(Stored entries)
###

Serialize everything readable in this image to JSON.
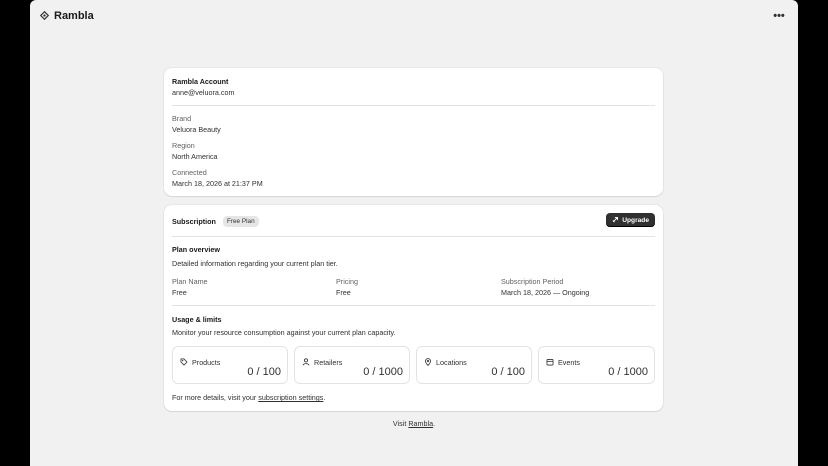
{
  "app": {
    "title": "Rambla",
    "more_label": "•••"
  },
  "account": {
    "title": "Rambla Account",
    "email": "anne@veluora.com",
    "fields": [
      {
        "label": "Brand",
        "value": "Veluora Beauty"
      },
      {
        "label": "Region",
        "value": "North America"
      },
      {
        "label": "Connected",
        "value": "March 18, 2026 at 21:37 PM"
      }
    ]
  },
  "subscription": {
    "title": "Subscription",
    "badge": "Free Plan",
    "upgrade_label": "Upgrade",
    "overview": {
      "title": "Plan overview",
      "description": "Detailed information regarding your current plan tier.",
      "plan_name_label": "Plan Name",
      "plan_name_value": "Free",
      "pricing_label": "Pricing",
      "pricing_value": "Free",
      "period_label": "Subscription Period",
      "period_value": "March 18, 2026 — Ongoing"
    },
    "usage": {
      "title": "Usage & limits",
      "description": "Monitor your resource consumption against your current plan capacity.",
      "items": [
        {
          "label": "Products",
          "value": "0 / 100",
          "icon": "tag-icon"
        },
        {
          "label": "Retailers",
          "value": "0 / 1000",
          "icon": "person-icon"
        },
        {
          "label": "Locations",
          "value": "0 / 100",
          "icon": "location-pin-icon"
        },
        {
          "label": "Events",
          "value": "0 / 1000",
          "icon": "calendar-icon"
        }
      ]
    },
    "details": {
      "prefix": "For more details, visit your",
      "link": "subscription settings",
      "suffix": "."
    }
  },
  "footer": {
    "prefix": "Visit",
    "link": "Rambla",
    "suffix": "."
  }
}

###

*Task instructions:*
Write out every record above exactly as it stands, but leave out the pictures.

*Answer to this problem:*
Serialize everything readable in this image to JSON.
{
  "app": {
    "title": "Rambla",
    "more_label": "•••"
  },
  "account": {
    "title": "Rambla Account",
    "email": "anne@veluora.com",
    "fields": [
      {
        "label": "Brand",
        "value": "Veluora Beauty"
      },
      {
        "label": "Region",
        "value": "North America"
      },
      {
        "label": "Connected",
        "value": "March 18, 2026 at 21:37 PM"
      }
    ]
  },
  "subscription": {
    "title": "Subscription",
    "badge": "Free Plan",
    "upgrade_label": "Upgrade",
    "overview": {
      "title": "Plan overview",
      "description": "Detailed information regarding your current plan tier.",
      "plan_name_label": "Plan Name",
      "plan_name_value": "Free",
      "pricing_label": "Pricing",
      "pricing_value": "Free",
      "period_label": "Subscription Period",
      "period_value": "March 18, 2026 — Ongoing"
    },
    "usage": {
      "title": "Usage & limits",
      "description": "Monitor your resource consumption against your current plan capacity.",
      "items": [
        {
          "label": "Products",
          "value": "0 / 100",
          "icon": "tag-icon"
        },
        {
          "label": "Retailers",
          "value": "0 / 1000",
          "icon": "person-icon"
        },
        {
          "label": "Locations",
          "value": "0 / 100",
          "icon": "location-pin-icon"
        },
        {
          "label": "Events",
          "value": "0 / 1000",
          "icon": "calendar-icon"
        }
      ]
    },
    "details": {
      "prefix": "For more details, visit your",
      "link": "subscription settings",
      "suffix": "."
    }
  },
  "footer": {
    "prefix": "Visit",
    "link": "Rambla",
    "suffix": "."
  }
}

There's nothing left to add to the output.